[DATASET RECORDS]:
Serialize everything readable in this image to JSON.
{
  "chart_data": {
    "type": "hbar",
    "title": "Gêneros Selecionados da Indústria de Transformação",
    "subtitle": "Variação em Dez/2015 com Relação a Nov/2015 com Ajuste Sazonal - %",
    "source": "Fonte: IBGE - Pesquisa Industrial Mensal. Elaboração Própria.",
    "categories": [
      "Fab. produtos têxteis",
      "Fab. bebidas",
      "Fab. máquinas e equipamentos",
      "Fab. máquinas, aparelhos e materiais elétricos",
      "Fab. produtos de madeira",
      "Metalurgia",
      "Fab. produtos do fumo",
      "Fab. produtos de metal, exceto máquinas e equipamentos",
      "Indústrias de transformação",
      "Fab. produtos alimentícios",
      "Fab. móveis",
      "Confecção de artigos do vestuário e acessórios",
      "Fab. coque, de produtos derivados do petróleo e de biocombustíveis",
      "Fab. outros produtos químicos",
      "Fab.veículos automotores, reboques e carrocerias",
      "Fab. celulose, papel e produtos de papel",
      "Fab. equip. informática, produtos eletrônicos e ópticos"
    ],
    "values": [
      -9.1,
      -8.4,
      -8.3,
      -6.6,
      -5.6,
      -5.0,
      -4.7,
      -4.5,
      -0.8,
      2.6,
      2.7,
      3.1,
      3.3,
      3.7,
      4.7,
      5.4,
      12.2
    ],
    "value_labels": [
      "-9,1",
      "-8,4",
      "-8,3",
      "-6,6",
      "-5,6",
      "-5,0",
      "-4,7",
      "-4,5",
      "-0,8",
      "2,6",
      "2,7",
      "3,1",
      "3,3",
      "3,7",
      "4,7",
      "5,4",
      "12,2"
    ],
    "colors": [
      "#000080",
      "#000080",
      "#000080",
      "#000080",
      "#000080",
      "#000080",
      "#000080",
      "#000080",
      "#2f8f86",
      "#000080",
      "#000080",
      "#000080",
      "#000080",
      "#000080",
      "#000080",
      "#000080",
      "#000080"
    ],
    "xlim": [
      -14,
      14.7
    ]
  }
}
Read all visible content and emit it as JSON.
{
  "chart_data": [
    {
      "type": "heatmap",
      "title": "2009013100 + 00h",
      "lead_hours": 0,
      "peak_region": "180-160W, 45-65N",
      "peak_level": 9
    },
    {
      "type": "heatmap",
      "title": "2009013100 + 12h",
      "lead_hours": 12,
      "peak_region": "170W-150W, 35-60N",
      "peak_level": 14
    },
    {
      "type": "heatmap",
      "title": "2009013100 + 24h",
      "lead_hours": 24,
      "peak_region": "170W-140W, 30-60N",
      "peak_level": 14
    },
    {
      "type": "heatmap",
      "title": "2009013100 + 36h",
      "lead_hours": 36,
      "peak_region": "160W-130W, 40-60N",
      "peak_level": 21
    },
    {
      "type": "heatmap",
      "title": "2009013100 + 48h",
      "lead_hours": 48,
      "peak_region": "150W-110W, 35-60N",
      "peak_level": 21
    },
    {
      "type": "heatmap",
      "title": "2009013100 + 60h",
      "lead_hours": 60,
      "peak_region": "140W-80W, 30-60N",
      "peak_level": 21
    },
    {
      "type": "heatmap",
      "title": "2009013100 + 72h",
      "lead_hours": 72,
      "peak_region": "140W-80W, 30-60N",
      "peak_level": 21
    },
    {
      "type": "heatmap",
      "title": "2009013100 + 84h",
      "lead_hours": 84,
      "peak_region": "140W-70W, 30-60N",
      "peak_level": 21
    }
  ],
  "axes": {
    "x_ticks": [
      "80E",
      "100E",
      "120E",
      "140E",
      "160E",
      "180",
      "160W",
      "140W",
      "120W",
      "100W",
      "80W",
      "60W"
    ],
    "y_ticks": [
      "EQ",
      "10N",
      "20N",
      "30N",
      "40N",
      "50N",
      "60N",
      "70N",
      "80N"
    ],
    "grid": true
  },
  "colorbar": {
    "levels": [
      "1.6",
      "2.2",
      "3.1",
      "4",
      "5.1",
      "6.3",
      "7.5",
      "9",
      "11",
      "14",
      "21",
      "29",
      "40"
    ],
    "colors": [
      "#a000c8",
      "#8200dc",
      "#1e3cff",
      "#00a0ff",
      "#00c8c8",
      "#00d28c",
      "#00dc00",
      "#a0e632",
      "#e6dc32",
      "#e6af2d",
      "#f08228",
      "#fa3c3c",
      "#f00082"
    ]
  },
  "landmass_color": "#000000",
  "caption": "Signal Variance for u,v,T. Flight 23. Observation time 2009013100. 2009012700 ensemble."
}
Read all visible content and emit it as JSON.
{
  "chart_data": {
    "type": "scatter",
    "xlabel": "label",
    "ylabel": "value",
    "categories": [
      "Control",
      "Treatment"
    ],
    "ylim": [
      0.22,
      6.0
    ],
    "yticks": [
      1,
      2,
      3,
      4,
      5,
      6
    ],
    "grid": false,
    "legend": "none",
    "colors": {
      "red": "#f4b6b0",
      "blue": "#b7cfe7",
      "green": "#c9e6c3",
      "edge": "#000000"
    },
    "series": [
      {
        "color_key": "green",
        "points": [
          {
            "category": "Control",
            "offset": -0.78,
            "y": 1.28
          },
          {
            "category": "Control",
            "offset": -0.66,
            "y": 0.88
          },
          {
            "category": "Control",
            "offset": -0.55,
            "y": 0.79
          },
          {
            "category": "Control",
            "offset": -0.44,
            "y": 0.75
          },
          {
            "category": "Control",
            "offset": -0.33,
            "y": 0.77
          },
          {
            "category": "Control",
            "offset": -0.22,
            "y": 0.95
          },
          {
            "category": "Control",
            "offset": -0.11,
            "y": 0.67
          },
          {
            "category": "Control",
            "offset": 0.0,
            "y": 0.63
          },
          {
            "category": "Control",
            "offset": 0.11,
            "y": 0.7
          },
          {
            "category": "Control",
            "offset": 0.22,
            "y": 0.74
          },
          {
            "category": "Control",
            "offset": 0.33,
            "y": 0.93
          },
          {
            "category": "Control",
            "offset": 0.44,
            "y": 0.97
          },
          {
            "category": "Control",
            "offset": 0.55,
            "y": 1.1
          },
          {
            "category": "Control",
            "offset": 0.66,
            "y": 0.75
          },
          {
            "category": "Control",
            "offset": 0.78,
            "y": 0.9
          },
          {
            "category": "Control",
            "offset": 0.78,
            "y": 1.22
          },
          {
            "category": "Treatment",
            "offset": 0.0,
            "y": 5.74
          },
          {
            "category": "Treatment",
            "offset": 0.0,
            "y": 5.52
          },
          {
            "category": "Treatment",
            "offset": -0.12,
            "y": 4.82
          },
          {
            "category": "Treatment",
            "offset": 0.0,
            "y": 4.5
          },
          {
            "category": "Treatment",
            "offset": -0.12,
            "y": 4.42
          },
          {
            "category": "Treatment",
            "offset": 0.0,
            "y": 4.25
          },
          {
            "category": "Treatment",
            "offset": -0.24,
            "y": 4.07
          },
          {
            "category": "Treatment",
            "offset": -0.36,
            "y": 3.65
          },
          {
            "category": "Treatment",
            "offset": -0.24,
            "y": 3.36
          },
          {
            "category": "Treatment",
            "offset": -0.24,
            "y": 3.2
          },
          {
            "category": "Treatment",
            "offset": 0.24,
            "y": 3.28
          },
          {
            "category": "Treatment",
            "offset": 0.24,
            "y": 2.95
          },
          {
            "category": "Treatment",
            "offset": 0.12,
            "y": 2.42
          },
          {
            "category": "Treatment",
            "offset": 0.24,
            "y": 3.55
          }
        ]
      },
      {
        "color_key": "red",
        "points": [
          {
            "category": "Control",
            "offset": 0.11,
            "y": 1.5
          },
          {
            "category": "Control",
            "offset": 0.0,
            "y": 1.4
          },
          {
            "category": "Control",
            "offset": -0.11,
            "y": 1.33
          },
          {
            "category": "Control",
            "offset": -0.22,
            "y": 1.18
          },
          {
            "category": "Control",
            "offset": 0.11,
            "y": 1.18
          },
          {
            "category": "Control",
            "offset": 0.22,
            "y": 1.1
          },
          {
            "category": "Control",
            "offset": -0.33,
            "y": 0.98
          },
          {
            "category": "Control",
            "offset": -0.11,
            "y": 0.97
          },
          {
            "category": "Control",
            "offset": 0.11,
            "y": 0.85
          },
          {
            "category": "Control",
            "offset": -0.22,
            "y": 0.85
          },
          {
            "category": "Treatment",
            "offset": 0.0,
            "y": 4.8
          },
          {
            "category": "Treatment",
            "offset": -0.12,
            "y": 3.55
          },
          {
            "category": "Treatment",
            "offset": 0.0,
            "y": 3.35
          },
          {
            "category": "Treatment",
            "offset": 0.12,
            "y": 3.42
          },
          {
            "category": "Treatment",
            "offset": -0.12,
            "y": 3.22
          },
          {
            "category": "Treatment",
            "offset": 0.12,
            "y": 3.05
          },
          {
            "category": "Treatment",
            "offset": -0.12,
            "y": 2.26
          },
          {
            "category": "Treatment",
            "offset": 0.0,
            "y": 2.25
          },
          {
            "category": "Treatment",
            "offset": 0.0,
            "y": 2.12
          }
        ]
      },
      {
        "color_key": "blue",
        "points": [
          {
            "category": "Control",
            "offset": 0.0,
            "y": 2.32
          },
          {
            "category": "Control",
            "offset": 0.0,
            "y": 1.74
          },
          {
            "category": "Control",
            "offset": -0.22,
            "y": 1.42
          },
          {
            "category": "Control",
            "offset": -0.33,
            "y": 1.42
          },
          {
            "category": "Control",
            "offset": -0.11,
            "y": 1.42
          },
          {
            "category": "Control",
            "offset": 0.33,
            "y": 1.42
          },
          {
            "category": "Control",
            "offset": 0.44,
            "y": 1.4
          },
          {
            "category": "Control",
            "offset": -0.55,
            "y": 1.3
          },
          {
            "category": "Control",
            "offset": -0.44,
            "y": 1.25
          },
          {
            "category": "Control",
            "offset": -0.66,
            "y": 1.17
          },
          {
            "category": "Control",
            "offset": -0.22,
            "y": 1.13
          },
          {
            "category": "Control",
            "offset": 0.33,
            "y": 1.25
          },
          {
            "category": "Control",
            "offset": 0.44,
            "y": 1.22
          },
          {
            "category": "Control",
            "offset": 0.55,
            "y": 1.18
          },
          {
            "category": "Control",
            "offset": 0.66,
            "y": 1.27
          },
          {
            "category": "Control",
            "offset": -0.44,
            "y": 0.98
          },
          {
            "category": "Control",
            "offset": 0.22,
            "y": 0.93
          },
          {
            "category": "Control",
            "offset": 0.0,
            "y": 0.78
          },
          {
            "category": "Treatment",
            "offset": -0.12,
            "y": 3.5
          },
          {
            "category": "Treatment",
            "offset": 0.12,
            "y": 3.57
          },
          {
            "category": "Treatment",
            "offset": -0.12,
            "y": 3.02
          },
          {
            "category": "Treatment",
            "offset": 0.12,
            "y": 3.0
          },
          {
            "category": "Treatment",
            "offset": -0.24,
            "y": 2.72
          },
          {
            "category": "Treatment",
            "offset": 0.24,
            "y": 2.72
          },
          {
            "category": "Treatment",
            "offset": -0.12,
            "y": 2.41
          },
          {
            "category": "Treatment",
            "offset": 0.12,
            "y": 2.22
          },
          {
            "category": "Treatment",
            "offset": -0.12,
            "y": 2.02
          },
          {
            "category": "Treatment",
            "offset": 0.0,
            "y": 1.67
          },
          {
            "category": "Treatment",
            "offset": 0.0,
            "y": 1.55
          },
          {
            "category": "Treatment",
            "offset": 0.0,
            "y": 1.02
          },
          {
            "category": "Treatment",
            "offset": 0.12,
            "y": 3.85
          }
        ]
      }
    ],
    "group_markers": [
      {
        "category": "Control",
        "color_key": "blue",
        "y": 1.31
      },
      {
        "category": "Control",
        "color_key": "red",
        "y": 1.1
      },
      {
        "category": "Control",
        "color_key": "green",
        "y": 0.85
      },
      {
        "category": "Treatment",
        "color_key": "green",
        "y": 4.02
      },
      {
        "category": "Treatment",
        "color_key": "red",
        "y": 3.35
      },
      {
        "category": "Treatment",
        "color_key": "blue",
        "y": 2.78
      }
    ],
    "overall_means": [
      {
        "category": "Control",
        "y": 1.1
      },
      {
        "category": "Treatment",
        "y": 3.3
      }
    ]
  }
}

[TASK TO CARRY OUT]:
Copy all lines of the material above where the string "produtos" occurs.

[TASK ANSWER]:
      "Fab. produtos têxteis",
      "Fab. produtos de madeira",
      "Fab. produtos do fumo",
      "Fab. produtos de metal, exceto máquinas e equipamentos",
      "Fab. produtos alimentícios",
      "Fab. coque, de produtos derivados do petróleo e de biocombustíveis",
      "Fab. outros produtos químicos",
      "Fab. celulose, papel e produtos de papel",
      "Fab. equip. informática, produtos eletrônicos e ópticos"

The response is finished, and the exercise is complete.